╔══
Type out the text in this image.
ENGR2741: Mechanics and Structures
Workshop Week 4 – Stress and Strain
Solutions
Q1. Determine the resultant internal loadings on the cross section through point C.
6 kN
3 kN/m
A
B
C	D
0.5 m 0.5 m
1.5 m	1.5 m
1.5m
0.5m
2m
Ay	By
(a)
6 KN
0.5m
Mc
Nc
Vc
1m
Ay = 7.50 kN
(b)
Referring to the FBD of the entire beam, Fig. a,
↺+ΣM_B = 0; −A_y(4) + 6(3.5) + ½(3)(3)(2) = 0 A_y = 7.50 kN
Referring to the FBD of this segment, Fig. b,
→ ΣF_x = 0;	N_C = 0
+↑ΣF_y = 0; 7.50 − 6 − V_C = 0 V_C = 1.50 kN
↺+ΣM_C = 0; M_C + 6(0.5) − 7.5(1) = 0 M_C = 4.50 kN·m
╚══
╔══
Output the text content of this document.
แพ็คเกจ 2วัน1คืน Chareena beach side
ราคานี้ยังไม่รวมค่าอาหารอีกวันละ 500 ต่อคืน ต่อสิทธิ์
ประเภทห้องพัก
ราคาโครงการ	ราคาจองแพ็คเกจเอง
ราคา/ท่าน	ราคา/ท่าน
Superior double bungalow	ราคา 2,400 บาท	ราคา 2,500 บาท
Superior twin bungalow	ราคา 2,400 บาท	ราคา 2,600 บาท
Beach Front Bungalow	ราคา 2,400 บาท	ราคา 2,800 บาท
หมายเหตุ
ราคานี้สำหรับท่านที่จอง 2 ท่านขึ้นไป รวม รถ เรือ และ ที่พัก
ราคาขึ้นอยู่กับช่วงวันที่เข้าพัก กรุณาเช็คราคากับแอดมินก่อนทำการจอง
╚══
• [The request] Determine how many lines of the listing above hold the word "Superior". Report that number without anything else.

• [Exercise answer] 2